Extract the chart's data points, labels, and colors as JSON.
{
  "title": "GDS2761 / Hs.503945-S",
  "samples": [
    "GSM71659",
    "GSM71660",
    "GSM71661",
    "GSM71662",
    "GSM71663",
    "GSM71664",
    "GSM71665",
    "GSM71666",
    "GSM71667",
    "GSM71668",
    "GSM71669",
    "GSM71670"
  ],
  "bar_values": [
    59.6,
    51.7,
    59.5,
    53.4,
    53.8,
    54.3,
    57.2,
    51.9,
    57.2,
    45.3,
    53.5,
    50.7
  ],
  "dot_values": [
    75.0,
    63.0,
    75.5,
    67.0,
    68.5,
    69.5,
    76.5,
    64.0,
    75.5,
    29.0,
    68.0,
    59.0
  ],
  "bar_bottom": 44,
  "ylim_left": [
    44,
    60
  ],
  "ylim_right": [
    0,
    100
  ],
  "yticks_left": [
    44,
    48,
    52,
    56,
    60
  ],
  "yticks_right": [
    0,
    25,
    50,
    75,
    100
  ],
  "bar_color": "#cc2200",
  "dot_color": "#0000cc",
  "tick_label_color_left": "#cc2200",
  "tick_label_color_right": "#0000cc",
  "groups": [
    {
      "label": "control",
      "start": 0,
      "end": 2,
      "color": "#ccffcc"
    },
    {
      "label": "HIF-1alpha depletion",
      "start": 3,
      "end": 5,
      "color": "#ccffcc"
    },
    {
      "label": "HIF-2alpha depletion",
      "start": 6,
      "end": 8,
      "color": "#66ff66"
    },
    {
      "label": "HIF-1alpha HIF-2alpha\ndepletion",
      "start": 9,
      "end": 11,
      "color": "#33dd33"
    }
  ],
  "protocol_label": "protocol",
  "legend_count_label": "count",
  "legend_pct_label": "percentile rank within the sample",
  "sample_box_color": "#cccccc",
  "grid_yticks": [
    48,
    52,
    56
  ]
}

- AIM OF THE TASK:
Exactly reproduce every line of the data above.

- RESPONSE TO THE TASK:
Extract the chart's data points, labels, and colors as JSON.
{
  "title": "GDS2761 / Hs.503945-S",
  "samples": [
    "GSM71659",
    "GSM71660",
    "GSM71661",
    "GSM71662",
    "GSM71663",
    "GSM71664",
    "GSM71665",
    "GSM71666",
    "GSM71667",
    "GSM71668",
    "GSM71669",
    "GSM71670"
  ],
  "bar_values": [
    59.6,
    51.7,
    59.5,
    53.4,
    53.8,
    54.3,
    57.2,
    51.9,
    57.2,
    45.3,
    53.5,
    50.7
  ],
  "dot_values": [
    75.0,
    63.0,
    75.5,
    67.0,
    68.5,
    69.5,
    76.5,
    64.0,
    75.5,
    29.0,
    68.0,
    59.0
  ],
  "bar_bottom": 44,
  "ylim_left": [
    44,
    60
  ],
  "ylim_right": [
    0,
    100
  ],
  "yticks_left": [
    44,
    48,
    52,
    56,
    60
  ],
  "yticks_right": [
    0,
    25,
    50,
    75,
    100
  ],
  "bar_color": "#cc2200",
  "dot_color": "#0000cc",
  "tick_label_color_left": "#cc2200",
  "tick_label_color_right": "#0000cc",
  "groups": [
    {
      "label": "control",
      "start": 0,
      "end": 2,
      "color": "#ccffcc"
    },
    {
      "label": "HIF-1alpha depletion",
      "start": 3,
      "end": 5,
      "color": "#ccffcc"
    },
    {
      "label": "HIF-2alpha depletion",
      "start": 6,
      "end": 8,
      "color": "#66ff66"
    },
    {
      "label": "HIF-1alpha HIF-2alpha\ndepletion",
      "start": 9,
      "end": 11,
      "color": "#33dd33"
    }
  ],
  "protocol_label": "protocol",
  "legend_count_label": "count",
  "legend_pct_label": "percentile rank within the sample",
  "sample_box_color": "#cccccc",
  "grid_yticks": [
    48,
    52,
    56
  ]
}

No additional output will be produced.